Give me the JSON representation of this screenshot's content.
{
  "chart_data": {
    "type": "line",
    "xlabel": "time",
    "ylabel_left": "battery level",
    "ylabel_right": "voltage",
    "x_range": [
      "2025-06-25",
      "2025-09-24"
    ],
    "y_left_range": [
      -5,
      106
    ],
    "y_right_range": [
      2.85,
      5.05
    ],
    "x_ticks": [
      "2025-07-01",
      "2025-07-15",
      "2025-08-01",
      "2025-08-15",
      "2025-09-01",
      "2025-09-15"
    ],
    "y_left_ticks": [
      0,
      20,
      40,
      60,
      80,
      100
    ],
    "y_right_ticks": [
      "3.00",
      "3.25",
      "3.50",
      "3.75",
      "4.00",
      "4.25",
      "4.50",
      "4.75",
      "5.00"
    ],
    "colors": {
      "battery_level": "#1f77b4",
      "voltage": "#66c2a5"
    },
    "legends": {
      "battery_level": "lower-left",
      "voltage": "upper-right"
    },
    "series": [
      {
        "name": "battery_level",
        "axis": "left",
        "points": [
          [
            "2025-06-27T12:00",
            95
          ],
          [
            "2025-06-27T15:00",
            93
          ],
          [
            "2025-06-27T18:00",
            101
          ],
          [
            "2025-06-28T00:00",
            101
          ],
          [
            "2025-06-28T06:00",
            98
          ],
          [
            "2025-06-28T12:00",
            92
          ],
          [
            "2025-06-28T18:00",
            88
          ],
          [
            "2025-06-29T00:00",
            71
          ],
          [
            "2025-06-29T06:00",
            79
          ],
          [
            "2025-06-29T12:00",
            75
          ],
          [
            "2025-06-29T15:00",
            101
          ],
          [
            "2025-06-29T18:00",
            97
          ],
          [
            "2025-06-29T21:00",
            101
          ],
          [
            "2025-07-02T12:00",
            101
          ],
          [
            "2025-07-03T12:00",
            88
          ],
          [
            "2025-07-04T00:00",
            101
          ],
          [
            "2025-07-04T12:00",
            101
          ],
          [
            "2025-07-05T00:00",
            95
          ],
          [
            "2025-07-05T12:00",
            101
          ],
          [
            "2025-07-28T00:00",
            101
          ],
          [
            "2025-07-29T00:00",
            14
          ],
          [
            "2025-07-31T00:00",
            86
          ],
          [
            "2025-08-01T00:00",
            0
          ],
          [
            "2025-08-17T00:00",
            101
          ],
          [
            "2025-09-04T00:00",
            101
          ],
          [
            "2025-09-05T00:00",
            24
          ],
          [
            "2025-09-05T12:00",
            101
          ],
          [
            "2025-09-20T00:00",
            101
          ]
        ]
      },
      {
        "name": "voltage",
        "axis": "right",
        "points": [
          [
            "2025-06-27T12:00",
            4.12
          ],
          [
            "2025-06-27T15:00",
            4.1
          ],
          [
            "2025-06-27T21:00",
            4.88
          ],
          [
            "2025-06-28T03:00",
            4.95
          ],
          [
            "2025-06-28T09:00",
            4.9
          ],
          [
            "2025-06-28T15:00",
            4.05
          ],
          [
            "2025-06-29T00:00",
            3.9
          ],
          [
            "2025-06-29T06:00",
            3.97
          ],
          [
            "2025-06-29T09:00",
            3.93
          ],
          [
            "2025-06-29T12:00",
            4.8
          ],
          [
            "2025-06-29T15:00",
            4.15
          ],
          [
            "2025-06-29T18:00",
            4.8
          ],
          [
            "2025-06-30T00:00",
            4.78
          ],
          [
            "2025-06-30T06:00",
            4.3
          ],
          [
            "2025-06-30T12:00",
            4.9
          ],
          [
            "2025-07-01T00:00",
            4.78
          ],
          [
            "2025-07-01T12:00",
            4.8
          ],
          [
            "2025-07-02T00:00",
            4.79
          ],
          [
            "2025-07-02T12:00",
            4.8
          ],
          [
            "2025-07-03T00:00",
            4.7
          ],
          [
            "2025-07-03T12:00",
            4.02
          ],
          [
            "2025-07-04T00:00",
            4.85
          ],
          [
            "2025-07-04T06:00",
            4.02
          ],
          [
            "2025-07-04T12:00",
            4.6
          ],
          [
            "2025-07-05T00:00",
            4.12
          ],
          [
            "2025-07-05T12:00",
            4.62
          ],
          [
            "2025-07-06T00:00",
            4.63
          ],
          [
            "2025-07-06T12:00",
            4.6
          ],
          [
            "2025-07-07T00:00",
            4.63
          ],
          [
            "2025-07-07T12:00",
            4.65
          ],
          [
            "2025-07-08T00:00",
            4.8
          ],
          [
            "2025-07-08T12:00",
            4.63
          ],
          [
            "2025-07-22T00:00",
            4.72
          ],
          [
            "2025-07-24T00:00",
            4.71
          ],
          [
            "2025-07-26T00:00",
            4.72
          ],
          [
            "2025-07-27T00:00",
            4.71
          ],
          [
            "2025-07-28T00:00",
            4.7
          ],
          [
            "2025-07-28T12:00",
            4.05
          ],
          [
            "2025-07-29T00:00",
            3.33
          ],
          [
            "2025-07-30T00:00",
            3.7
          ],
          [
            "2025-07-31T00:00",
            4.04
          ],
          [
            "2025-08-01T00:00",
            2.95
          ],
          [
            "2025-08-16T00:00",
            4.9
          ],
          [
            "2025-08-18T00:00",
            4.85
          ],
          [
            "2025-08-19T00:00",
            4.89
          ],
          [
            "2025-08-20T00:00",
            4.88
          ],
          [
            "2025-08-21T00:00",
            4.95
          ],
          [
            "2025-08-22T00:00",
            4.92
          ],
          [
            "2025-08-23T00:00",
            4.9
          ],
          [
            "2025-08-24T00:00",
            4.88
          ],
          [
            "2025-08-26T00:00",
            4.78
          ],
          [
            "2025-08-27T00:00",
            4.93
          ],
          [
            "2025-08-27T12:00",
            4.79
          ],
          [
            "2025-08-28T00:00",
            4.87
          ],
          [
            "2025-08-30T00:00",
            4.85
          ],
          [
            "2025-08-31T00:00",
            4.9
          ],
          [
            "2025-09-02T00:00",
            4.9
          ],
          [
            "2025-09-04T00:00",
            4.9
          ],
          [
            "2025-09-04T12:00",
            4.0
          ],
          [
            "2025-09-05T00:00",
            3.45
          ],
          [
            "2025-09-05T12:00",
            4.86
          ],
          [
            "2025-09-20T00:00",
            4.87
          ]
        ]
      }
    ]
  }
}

__________________________________________________

Request: Write the listing out again, exactly as shown above.

Task result:
Give me the JSON representation of this screenshot's content.
{
  "chart_data": {
    "type": "line",
    "xlabel": "time",
    "ylabel_left": "battery level",
    "ylabel_right": "voltage",
    "x_range": [
      "2025-06-25",
      "2025-09-24"
    ],
    "y_left_range": [
      -5,
      106
    ],
    "y_right_range": [
      2.85,
      5.05
    ],
    "x_ticks": [
      "2025-07-01",
      "2025-07-15",
      "2025-08-01",
      "2025-08-15",
      "2025-09-01",
      "2025-09-15"
    ],
    "y_left_ticks": [
      0,
      20,
      40,
      60,
      80,
      100
    ],
    "y_right_ticks": [
      "3.00",
      "3.25",
      "3.50",
      "3.75",
      "4.00",
      "4.25",
      "4.50",
      "4.75",
      "5.00"
    ],
    "colors": {
      "battery_level": "#1f77b4",
      "voltage": "#66c2a5"
    },
    "legends": {
      "battery_level": "lower-left",
      "voltage": "upper-right"
    },
    "series": [
      {
        "name": "battery_level",
        "axis": "left",
        "points": [
          [
            "2025-06-27T12:00",
            95
          ],
          [
            "2025-06-27T15:00",
            93
          ],
          [
            "2025-06-27T18:00",
            101
          ],
          [
            "2025-06-28T00:00",
            101
          ],
          [
            "2025-06-28T06:00",
            98
          ],
          [
            "2025-06-28T12:00",
            92
          ],
          [
            "2025-06-28T18:00",
            88
          ],
          [
            "2025-06-29T00:00",
            71
          ],
          [
            "2025-06-29T06:00",
            79
          ],
          [
            "2025-06-29T12:00",
            75
          ],
          [
            "2025-06-29T15:00",
            101
          ],
          [
            "2025-06-29T18:00",
            97
          ],
          [
            "2025-06-29T21:00",
            101
          ],
          [
            "2025-07-02T12:00",
            101
          ],
          [
            "2025-07-03T12:00",
            88
          ],
          [
            "2025-07-04T00:00",
            101
          ],
          [
            "2025-07-04T12:00",
            101
          ],
          [
            "2025-07-05T00:00",
            95
          ],
          [
            "2025-07-05T12:00",
            101
          ],
          [
            "2025-07-28T00:00",
            101
          ],
          [
            "2025-07-29T00:00",
            14
          ],
          [
            "2025-07-31T00:00",
            86
          ],
          [
            "2025-08-01T00:00",
            0
          ],
          [
            "2025-08-17T00:00",
            101
          ],
          [
            "2025-09-04T00:00",
            101
          ],
          [
            "2025-09-05T00:00",
            24
          ],
          [
            "2025-09-05T12:00",
            101
          ],
          [
            "2025-09-20T00:00",
            101
          ]
        ]
      },
      {
        "name": "voltage",
        "axis": "right",
        "points": [
          [
            "2025-06-27T12:00",
            4.12
          ],
          [
            "2025-06-27T15:00",
            4.1
          ],
          [
            "2025-06-27T21:00",
            4.88
          ],
          [
            "2025-06-28T03:00",
            4.95
          ],
          [
            "2025-06-28T09:00",
            4.9
          ],
          [
            "2025-06-28T15:00",
            4.05
          ],
          [
            "2025-06-29T00:00",
            3.9
          ],
          [
            "2025-06-29T06:00",
            3.97
          ],
          [
            "2025-06-29T09:00",
            3.93
          ],
          [
            "2025-06-29T12:00",
            4.8
          ],
          [
            "2025-06-29T15:00",
            4.15
          ],
          [
            "2025-06-29T18:00",
            4.8
          ],
          [
            "2025-06-30T00:00",
            4.78
          ],
          [
            "2025-06-30T06:00",
            4.3
          ],
          [
            "2025-06-30T12:00",
            4.9
          ],
          [
            "2025-07-01T00:00",
            4.78
          ],
          [
            "2025-07-01T12:00",
            4.8
          ],
          [
            "2025-07-02T00:00",
            4.79
          ],
          [
            "2025-07-02T12:00",
            4.8
          ],
          [
            "2025-07-03T00:00",
            4.7
          ],
          [
            "2025-07-03T12:00",
            4.02
          ],
          [
            "2025-07-04T00:00",
            4.85
          ],
          [
            "2025-07-04T06:00",
            4.02
          ],
          [
            "2025-07-04T12:00",
            4.6
          ],
          [
            "2025-07-05T00:00",
            4.12
          ],
          [
            "2025-07-05T12:00",
            4.62
          ],
          [
            "2025-07-06T00:00",
            4.63
          ],
          [
            "2025-07-06T12:00",
            4.6
          ],
          [
            "2025-07-07T00:00",
            4.63
          ],
          [
            "2025-07-07T12:00",
            4.65
          ],
          [
            "2025-07-08T00:00",
            4.8
          ],
          [
            "2025-07-08T12:00",
            4.63
          ],
          [
            "2025-07-22T00:00",
            4.72
          ],
          [
            "2025-07-24T00:00",
            4.71
          ],
          [
            "2025-07-26T00:00",
            4.72
          ],
          [
            "2025-07-27T00:00",
            4.71
          ],
          [
            "2025-07-28T00:00",
            4.7
          ],
          [
            "2025-07-28T12:00",
            4.05
          ],
          [
            "2025-07-29T00:00",
            3.33
          ],
          [
            "2025-07-30T00:00",
            3.7
          ],
          [
            "2025-07-31T00:00",
            4.04
          ],
          [
            "2025-08-01T00:00",
            2.95
          ],
          [
            "2025-08-16T00:00",
            4.9
          ],
          [
            "2025-08-18T00:00",
            4.85
          ],
          [
            "2025-08-19T00:00",
            4.89
          ],
          [
            "2025-08-20T00:00",
            4.88
          ],
          [
            "2025-08-21T00:00",
            4.95
          ],
          [
            "2025-08-22T00:00",
            4.92
          ],
          [
            "2025-08-23T00:00",
            4.9
          ],
          [
            "2025-08-24T00:00",
            4.88
          ],
          [
            "2025-08-26T00:00",
            4.78
          ],
          [
            "2025-08-27T00:00",
            4.93
          ],
          [
            "2025-08-27T12:00",
            4.79
          ],
          [
            "2025-08-28T00:00",
            4.87
          ],
          [
            "2025-08-30T00:00",
            4.85
          ],
          [
            "2025-08-31T00:00",
            4.9
          ],
          [
            "2025-09-02T00:00",
            4.9
          ],
          [
            "2025-09-04T00:00",
            4.9
          ],
          [
            "2025-09-04T12:00",
            4.0
          ],
          [
            "2025-09-05T00:00",
            3.45
          ],
          [
            "2025-09-05T12:00",
            4.86
          ],
          [
            "2025-09-20T00:00",
            4.87
          ]
        ]
      }
    ]
  }
}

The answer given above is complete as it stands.